Stated goal
Your task is to copy every line of the entries that contains "this".

A run of records:
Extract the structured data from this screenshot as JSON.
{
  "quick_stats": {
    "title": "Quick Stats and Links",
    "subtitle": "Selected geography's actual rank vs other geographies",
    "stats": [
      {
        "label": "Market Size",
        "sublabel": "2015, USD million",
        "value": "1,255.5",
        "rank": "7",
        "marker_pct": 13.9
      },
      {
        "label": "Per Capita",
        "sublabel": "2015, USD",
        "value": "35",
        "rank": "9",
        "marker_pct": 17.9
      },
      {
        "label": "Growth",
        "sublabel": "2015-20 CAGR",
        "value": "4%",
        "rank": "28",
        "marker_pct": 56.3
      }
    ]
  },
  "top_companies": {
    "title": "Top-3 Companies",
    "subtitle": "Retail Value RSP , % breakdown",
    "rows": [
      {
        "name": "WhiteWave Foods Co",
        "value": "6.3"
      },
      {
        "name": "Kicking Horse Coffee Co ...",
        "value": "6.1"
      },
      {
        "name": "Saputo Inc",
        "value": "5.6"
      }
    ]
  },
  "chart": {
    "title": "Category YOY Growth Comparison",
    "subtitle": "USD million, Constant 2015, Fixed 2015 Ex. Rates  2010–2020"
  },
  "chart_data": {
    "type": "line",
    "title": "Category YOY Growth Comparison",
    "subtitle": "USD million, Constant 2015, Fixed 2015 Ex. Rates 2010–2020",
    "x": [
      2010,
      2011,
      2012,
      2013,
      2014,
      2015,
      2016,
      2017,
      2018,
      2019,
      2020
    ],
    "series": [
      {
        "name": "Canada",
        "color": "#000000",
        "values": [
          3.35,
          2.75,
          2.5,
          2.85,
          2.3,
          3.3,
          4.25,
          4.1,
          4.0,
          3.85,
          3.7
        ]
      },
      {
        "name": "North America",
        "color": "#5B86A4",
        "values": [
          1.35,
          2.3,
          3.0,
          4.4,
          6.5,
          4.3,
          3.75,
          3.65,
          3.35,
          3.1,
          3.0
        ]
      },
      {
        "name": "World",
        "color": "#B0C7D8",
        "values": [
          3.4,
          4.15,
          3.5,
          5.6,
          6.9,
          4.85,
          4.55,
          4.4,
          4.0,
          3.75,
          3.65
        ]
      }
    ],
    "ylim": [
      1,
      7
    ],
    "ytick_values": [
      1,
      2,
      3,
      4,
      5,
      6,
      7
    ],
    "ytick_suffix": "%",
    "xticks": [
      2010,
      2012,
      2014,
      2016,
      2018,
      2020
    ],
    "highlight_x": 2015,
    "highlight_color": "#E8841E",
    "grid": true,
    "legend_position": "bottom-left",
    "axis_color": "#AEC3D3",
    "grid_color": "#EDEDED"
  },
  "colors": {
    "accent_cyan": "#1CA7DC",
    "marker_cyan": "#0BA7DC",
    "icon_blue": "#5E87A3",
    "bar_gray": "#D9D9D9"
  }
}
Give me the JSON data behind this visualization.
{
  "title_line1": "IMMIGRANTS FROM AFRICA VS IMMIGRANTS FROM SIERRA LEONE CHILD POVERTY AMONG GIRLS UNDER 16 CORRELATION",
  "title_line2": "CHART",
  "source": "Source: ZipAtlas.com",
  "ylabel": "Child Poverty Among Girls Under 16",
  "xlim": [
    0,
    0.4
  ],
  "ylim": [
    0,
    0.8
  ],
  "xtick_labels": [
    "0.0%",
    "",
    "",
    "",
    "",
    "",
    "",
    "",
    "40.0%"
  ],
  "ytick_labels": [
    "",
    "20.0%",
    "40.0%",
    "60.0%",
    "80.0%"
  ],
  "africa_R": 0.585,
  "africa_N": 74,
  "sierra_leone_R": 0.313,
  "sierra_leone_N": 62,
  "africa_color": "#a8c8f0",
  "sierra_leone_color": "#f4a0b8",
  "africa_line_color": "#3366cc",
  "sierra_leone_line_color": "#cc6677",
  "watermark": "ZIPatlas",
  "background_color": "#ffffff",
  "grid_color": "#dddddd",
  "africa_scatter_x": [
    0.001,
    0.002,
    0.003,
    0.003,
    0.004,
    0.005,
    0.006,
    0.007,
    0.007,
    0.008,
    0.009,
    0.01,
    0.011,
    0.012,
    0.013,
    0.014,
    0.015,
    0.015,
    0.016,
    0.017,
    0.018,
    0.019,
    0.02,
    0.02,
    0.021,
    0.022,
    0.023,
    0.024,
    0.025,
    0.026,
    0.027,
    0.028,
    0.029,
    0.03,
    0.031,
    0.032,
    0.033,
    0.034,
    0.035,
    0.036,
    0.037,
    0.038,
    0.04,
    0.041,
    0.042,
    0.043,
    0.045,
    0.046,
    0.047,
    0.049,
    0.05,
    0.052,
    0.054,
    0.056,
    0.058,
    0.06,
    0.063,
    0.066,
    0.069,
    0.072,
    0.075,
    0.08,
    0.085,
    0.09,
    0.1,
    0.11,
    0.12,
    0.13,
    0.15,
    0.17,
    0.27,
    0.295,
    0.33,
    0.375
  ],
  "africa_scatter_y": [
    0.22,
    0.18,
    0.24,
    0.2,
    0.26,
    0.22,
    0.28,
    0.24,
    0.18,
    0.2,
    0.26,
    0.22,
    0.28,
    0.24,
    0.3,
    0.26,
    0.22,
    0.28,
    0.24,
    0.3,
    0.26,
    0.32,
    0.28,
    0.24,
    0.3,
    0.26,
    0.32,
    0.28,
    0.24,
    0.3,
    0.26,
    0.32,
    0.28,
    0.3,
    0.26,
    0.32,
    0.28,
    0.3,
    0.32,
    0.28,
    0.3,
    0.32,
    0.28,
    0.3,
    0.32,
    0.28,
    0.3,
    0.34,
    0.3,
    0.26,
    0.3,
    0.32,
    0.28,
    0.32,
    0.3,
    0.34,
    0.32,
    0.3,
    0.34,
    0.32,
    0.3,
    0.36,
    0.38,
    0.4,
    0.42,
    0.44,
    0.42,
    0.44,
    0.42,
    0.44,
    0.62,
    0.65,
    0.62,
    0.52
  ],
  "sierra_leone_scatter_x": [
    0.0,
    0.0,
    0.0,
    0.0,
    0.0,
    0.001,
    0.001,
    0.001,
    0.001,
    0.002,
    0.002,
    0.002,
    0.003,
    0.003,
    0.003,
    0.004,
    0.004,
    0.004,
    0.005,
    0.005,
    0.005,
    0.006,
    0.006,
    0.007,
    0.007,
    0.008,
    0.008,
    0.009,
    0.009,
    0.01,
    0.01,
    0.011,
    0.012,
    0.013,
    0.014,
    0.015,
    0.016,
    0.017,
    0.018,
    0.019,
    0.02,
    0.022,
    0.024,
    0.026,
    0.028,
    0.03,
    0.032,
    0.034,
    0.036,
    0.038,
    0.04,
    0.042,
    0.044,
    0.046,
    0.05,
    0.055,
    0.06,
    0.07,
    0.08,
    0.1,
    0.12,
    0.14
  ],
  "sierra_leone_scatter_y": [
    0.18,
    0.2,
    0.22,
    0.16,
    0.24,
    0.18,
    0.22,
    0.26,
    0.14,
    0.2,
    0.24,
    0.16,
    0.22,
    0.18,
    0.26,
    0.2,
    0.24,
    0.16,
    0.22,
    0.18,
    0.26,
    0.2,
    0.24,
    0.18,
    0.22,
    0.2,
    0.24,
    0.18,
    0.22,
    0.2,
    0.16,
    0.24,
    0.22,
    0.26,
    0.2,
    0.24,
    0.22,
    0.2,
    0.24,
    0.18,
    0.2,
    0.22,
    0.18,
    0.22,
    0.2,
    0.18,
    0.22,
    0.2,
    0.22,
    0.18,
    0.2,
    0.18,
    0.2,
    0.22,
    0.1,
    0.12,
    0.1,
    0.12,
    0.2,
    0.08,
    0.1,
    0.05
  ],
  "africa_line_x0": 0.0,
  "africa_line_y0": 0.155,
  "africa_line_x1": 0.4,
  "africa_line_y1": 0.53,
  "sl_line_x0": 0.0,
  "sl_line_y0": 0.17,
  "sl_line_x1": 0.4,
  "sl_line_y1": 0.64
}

Worked answer
Extract the structured data from this screenshot as JSON.
Give me the JSON data behind this visualization.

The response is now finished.